▽

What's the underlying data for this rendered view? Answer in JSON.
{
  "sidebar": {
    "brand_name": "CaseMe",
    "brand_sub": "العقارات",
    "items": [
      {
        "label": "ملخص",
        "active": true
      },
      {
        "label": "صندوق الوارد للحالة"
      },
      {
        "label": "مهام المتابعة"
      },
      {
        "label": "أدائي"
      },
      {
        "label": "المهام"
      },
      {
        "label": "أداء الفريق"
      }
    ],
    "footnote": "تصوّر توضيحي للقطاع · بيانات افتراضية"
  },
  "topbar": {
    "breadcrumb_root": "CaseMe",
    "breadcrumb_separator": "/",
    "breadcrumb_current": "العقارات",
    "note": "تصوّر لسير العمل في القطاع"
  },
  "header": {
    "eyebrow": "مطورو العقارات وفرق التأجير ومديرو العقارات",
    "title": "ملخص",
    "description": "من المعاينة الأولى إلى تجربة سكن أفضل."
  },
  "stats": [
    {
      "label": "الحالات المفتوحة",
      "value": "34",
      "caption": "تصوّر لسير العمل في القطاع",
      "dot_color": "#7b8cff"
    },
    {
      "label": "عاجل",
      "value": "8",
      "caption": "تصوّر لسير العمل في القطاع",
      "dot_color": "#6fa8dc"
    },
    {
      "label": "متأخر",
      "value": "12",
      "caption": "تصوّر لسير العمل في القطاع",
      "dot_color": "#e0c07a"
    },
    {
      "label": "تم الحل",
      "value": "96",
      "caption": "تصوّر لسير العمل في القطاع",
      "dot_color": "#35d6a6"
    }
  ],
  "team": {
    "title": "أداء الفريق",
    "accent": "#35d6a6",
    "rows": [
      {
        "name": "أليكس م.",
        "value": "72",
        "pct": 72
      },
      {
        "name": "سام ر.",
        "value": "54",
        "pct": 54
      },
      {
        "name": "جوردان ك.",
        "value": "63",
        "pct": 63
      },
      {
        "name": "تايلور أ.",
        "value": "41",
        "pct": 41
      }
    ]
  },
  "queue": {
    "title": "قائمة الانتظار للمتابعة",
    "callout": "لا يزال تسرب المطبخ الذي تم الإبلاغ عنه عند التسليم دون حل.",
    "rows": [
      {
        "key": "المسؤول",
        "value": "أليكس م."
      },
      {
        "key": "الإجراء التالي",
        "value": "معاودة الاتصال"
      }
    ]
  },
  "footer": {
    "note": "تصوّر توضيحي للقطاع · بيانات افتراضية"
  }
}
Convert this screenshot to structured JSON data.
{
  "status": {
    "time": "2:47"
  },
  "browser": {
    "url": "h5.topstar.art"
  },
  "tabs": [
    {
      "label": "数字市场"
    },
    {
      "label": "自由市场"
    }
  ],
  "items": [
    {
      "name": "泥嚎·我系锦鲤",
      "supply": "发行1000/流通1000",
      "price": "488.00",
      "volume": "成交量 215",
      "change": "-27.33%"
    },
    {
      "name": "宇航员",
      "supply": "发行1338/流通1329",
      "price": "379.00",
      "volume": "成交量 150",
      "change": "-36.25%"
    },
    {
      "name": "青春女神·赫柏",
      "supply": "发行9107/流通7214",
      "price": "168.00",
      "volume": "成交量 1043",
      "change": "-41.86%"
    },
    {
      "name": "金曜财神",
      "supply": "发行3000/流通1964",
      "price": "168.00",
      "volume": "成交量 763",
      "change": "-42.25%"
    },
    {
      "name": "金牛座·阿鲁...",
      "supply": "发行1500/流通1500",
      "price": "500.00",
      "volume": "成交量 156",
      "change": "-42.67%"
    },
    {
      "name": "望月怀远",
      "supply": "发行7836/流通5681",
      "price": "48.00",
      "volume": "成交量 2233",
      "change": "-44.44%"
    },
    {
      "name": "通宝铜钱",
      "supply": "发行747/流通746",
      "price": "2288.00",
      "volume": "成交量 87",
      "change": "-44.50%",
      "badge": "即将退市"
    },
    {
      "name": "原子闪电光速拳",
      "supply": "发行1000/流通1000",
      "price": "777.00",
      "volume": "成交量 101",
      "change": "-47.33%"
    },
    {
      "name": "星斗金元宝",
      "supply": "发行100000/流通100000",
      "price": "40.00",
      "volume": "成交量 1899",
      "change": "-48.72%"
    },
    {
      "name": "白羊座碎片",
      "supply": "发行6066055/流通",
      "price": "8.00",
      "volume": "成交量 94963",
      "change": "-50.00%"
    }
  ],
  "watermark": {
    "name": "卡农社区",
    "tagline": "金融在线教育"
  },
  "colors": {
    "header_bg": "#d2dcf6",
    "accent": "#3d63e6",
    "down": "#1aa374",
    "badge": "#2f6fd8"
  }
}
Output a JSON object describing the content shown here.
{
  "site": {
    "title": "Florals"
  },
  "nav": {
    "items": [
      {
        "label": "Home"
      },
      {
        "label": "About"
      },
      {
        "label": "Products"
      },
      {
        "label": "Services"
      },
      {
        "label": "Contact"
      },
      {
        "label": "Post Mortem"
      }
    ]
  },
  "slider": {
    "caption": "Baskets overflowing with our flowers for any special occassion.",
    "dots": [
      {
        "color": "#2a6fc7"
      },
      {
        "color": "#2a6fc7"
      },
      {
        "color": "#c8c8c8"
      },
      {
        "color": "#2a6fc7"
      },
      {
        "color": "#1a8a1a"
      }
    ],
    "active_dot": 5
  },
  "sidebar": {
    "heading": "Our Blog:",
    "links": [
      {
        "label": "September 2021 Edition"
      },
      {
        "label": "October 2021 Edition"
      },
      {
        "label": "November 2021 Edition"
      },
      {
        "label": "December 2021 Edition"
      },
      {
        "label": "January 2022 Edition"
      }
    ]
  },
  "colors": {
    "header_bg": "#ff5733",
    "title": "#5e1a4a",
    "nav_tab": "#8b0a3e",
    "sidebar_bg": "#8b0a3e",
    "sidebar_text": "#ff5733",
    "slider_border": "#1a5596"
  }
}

△

[Problem requirements] Report the number of lines in the listing that include the string "الفريق"; give nothing but the number.

[Exercise response] 2